Requirements: Copy the lines below verbatim, but only from the line containing "Parse this screenshot: output" through the end of the data.

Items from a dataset
☆ ☆ ☆ ☆ ☆
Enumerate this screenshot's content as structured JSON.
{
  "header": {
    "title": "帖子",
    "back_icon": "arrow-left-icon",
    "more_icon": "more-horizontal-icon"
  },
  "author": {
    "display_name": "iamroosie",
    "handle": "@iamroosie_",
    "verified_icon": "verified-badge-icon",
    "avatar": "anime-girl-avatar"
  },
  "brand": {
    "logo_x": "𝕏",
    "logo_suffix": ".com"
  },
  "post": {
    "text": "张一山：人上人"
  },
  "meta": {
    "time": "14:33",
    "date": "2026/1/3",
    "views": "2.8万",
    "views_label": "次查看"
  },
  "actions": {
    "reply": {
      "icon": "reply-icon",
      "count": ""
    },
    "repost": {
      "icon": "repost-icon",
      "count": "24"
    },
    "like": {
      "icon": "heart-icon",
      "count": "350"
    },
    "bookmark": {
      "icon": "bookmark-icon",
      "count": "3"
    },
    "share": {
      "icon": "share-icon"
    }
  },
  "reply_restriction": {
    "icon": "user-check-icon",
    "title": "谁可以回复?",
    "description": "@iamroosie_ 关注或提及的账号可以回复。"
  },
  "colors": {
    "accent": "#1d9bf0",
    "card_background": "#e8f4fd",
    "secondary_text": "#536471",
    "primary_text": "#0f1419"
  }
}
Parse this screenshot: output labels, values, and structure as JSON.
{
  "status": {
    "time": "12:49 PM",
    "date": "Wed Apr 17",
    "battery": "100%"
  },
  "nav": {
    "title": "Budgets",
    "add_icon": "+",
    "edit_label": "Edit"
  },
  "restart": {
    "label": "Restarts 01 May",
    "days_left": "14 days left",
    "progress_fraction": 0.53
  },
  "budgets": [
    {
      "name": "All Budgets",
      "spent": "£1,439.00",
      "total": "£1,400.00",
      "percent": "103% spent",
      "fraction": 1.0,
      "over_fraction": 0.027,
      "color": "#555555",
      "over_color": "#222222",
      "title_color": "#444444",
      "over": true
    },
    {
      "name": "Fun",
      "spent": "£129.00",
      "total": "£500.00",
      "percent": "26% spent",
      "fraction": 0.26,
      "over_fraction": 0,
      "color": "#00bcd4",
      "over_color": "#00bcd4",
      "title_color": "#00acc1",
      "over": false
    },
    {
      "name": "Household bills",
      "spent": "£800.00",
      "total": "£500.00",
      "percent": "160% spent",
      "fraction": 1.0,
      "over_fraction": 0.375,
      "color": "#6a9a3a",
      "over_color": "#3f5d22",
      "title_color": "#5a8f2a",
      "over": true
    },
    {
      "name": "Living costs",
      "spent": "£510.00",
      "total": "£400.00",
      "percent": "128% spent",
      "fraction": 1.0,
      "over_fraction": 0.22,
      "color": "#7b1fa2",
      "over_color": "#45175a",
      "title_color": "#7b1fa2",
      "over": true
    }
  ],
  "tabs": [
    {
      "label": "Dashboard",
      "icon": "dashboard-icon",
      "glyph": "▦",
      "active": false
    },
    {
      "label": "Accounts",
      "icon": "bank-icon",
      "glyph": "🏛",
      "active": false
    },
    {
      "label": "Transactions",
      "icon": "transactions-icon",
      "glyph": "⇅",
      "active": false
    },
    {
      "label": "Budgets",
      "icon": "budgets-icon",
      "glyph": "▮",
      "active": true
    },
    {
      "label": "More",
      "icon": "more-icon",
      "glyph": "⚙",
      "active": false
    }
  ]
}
☆ ☆ ☆ ☆ ☆
Task answer:
Parse this screenshot: output labels, values, and structure as JSON.
{
  "status": {
    "time": "12:49 PM",
    "date": "Wed Apr 17",
    "battery": "100%"
  },
  "nav": {
    "title": "Budgets",
    "add_icon": "+",
    "edit_label": "Edit"
  },
  "restart": {
    "label": "Restarts 01 May",
    "days_left": "14 days left",
    "progress_fraction": 0.53
  },
  "budgets": [
    {
      "name": "All Budgets",
      "spent": "£1,439.00",
      "total": "£1,400.00",
      "percent": "103% spent",
      "fraction": 1.0,
      "over_fraction": 0.027,
      "color": "#555555",
      "over_color": "#222222",
      "title_color": "#444444",
      "over": true
    },
    {
      "name": "Fun",
      "spent": "£129.00",
      "total": "£500.00",
      "percent": "26% spent",
      "fraction": 0.26,
      "over_fraction": 0,
      "color": "#00bcd4",
      "over_color": "#00bcd4",
      "title_color": "#00acc1",
      "over": false
    },
    {
      "name": "Household bills",
      "spent": "£800.00",
      "total": "£500.00",
      "percent": "160% spent",
      "fraction": 1.0,
      "over_fraction": 0.375,
      "color": "#6a9a3a",
      "over_color": "#3f5d22",
      "title_color": "#5a8f2a",
      "over": true
    },
    {
      "name": "Living costs",
      "spent": "£510.00",
      "total": "£400.00",
      "percent": "128% spent",
      "fraction": 1.0,
      "over_fraction": 0.22,
      "color": "#7b1fa2",
      "over_color": "#45175a",
      "title_color": "#7b1fa2",
      "over": true
    }
  ],
  "tabs": [
    {
      "label": "Dashboard",
      "icon": "dashboard-icon",
      "glyph": "▦",
      "active": false
    },
    {
      "label": "Accounts",
      "icon": "bank-icon",
      "glyph": "🏛",
      "active": false
    },
    {
      "label": "Transactions",
      "icon": "transactions-icon",
      "glyph": "⇅",
      "active": false
    },
    {
      "label": "Budgets",
      "icon": "budgets-icon",
      "glyph": "▮",
      "active": true
    },
    {
      "label": "More",
      "icon": "more-icon",
      "glyph": "⚙",
      "active": false
    }
  ]
}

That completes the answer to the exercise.